---------- RECORDS PROVIDED
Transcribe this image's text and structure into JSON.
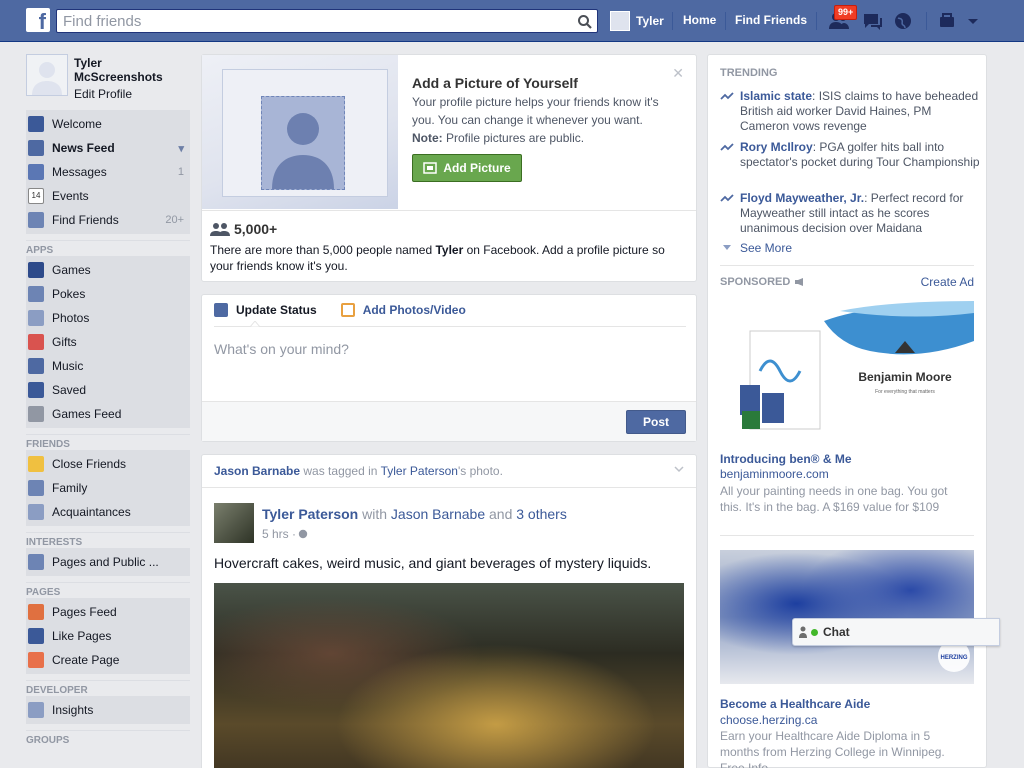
{
  "topbar": {
    "logo": "f",
    "search_placeholder": "Find friends",
    "user_name": "Tyler",
    "home": "Home",
    "find_friends": "Find Friends",
    "notif_badge": "99+"
  },
  "profile": {
    "name": "Tyler McScreenshots",
    "edit": "Edit Profile"
  },
  "sidebar": {
    "main": [
      {
        "label": "Welcome",
        "count": ""
      },
      {
        "label": "News Feed",
        "count": ""
      },
      {
        "label": "Messages",
        "count": "1"
      },
      {
        "label": "Events",
        "count": ""
      },
      {
        "label": "Find Friends",
        "count": "20+"
      }
    ],
    "events_icon_num": "14",
    "apps_header": "APPS",
    "apps": [
      "Games",
      "Pokes",
      "Photos",
      "Gifts",
      "Music",
      "Saved",
      "Games Feed"
    ],
    "friends_header": "FRIENDS",
    "friends": [
      "Close Friends",
      "Family",
      "Acquaintances"
    ],
    "interests_header": "INTERESTS",
    "interests": [
      "Pages and Public ..."
    ],
    "pages_header": "PAGES",
    "pages": [
      "Pages Feed",
      "Like Pages",
      "Create Page"
    ],
    "developer_header": "DEVELOPER",
    "developer": [
      "Insights"
    ],
    "groups_header": "GROUPS"
  },
  "addpic": {
    "title": "Add a Picture of Yourself",
    "desc": "Your profile picture helps your friends know it's you. You can change it whenever you want.",
    "note_label": "Note:",
    "note_text": " Profile pictures are public.",
    "button": "Add Picture",
    "count": "5,000+",
    "count_desc_pre": "There are more than 5,000 people named ",
    "count_name": "Tyler",
    "count_desc_post": " on Facebook. Add a profile picture so your friends know it's you."
  },
  "composer": {
    "tab_status": "Update Status",
    "tab_photos": "Add Photos/Video",
    "placeholder": "What's on your mind?",
    "post": "Post"
  },
  "story": {
    "header_user": "Jason Barnabe",
    "header_mid": " was tagged in ",
    "header_owner": "Tyler Paterson",
    "header_end": "'s photo.",
    "author": "Tyler Paterson",
    "with": " with ",
    "tagged": "Jason Barnabe",
    "and": " and ",
    "others": "3 others",
    "time": "5 hrs · ",
    "text": "Hovercraft cakes, weird music, and giant beverages of mystery liquids."
  },
  "trending": {
    "header": "TRENDING",
    "items": [
      {
        "topic": "Islamic state",
        "text": ": ISIS claims to have beheaded British aid worker David Haines, PM Cameron vows revenge"
      },
      {
        "topic": "Rory McIlroy",
        "text": ": PGA golfer hits ball into spectator's pocket during Tour Championship"
      },
      {
        "topic": "Floyd Mayweather, Jr.",
        "text": ": Perfect record for Mayweather still intact as he scores unanimous decision over Maidana"
      }
    ],
    "see_more": "See More"
  },
  "sponsored": {
    "header": "SPONSORED",
    "create_ad": "Create Ad",
    "ad1": {
      "brand": "Benjamin Moore",
      "tagline": "For everything that matters",
      "title": "Introducing ben® & Me",
      "url": "benjaminmoore.com",
      "body": "All your painting needs in one bag. You got this. It's in the bag. A $169 value for $109"
    },
    "ad2": {
      "badge": "HERZING",
      "title": "Become a Healthcare Aide",
      "url": "choose.herzing.ca",
      "body": "Earn your Healthcare Aide Diploma in 5 months from Herzing College in Winnipeg. Free Info."
    }
  },
  "chat": {
    "label": "Chat"
  },
  "colors": {
    "brand": "#4e69a2",
    "link": "#3b5998",
    "green": "#69a74e",
    "badge": "#f03d25"
  }
}
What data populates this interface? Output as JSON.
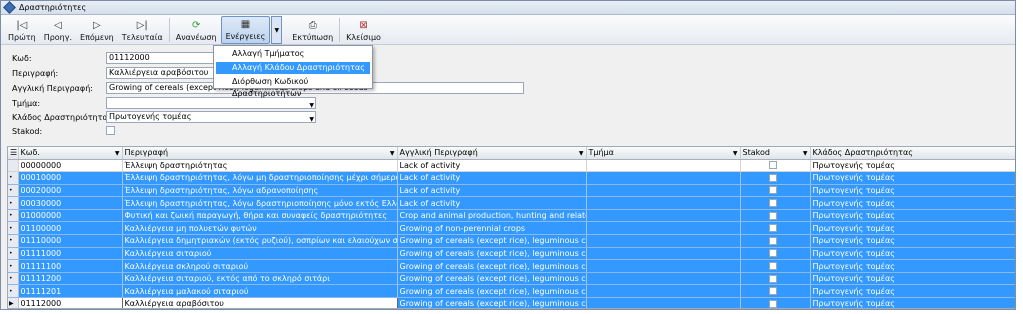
{
  "window": {
    "title": "Δραστηριότητες"
  },
  "toolbar": {
    "first": "Πρώτη",
    "prev": "Προηγ.",
    "next": "Επόμενη",
    "last": "Τελευταία",
    "refresh": "Ανανέωση",
    "actions": "Ενέργειες",
    "print": "Εκτύπωση",
    "close": "Κλείσιμο"
  },
  "menu": {
    "items": [
      "Αλλαγή Τμήματος",
      "Αλλαγή Κλάδου Δραστηριότητας",
      "Διόρθωση Κωδικού Δραστηριοτήτων"
    ],
    "highlighted_index": 1
  },
  "form": {
    "code_label": "Κωδ:",
    "code_value": "01112000",
    "desc_label": "Περιγραφή:",
    "desc_value": "Καλλιέργεια αραβόσιτου",
    "en_desc_label": "Αγγλική Περιγραφή:",
    "en_desc_value": "Growing of cereals (except rice), leguminous crops and oil seeds",
    "dept_label": "Τμήμα:",
    "dept_value": "",
    "sector_label": "Κλάδος Δραστηριότητας:",
    "sector_value": "Πρωτογενής τομέας",
    "stakod_label": "Stakod:"
  },
  "grid": {
    "columns": [
      "Κωδ.",
      "Περιγραφή",
      "Αγγλική Περιγραφή",
      "Τμήμα",
      "Stakod",
      "Κλάδος Δραστηριότητας"
    ],
    "rows": [
      {
        "code": "00000000",
        "desc": "Έλλειψη δραστηριότητας",
        "en": "Lack of activity",
        "dept": "",
        "sector": "Πρωτογενής τομέας",
        "selected": false
      },
      {
        "code": "00010000",
        "desc": "Έλλειψη δραστηριότητας, λόγω μη δραστηριοποίησης μέχρι σήμερα",
        "en": "Lack of activity",
        "dept": "",
        "sector": "Πρωτογενής τομέας",
        "selected": true
      },
      {
        "code": "00020000",
        "desc": "Έλλειψη δραστηριότητας, λόγω αδρανοποίησης",
        "en": "Lack of activity",
        "dept": "",
        "sector": "Πρωτογενής τομέας",
        "selected": true
      },
      {
        "code": "00030000",
        "desc": "Έλλειψη δραστηριότητας, λόγω δραστηριοποίησης μόνο εκτός Ελλάδας",
        "en": "Lack of activity",
        "dept": "",
        "sector": "Πρωτογενής τομέας",
        "selected": true
      },
      {
        "code": "01000000",
        "desc": "Φυτική και ζωική παραγωγή, θήρα και συναφείς δραστηριότητες",
        "en": "Crop and animal production, hunting and related ser",
        "dept": "",
        "sector": "Πρωτογενής τομέας",
        "selected": true
      },
      {
        "code": "01100000",
        "desc": "Καλλιέργεια μη πολυετών φυτών",
        "en": "Growing of non-perennial crops",
        "dept": "",
        "sector": "Πρωτογενής τομέας",
        "selected": true
      },
      {
        "code": "01110000",
        "desc": "Καλλιέργεια δημητριακών (εκτός ρυζιού), οσπρίων και ελαιούχων σπόρων",
        "en": "Growing of cereals (except rice), leguminous crops",
        "dept": "",
        "sector": "Πρωτογενής τομέας",
        "selected": true
      },
      {
        "code": "01111000",
        "desc": "Καλλιέργεια σιταριού",
        "en": "Growing of cereals (except rice), leguminous crops",
        "dept": "",
        "sector": "Πρωτογενής τομέας",
        "selected": true
      },
      {
        "code": "01111100",
        "desc": "Καλλιέργεια σκληρού σιταριού",
        "en": "Growing of cereals (except rice), leguminous crops",
        "dept": "",
        "sector": "Πρωτογενής τομέας",
        "selected": true
      },
      {
        "code": "01111200",
        "desc": "Καλλιέργεια σιταριού, εκτός από το σκληρό σιτάρι",
        "en": "Growing of cereals (except rice), leguminous crops",
        "dept": "",
        "sector": "Πρωτογενής τομέας",
        "selected": true
      },
      {
        "code": "01111201",
        "desc": "Καλλιέργεια μαλακού σιταριού",
        "en": "Growing of cereals (except rice), leguminous crops",
        "dept": "",
        "sector": "Πρωτογενής τομέας",
        "selected": true
      },
      {
        "code": "01112000",
        "desc": "Καλλιέργεια αραβόσιτου",
        "en": "Growing of cereals (except rice), leguminous crops",
        "dept": "",
        "sector": "Πρωτογενής τομέας",
        "selected": true,
        "current": true
      }
    ]
  },
  "colors": {
    "selection": "#3399ff",
    "menu_highlight": "#3399ff"
  }
}
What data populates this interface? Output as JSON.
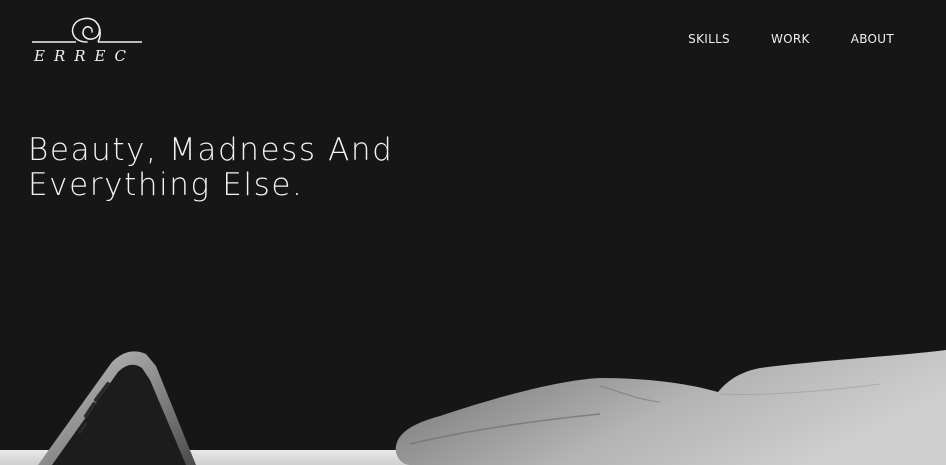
--------------------
### PROBLEM DETAILS
Scan the records above, count the lines with "this" in them, and give only the number.

### FINISHED EXERCISE
4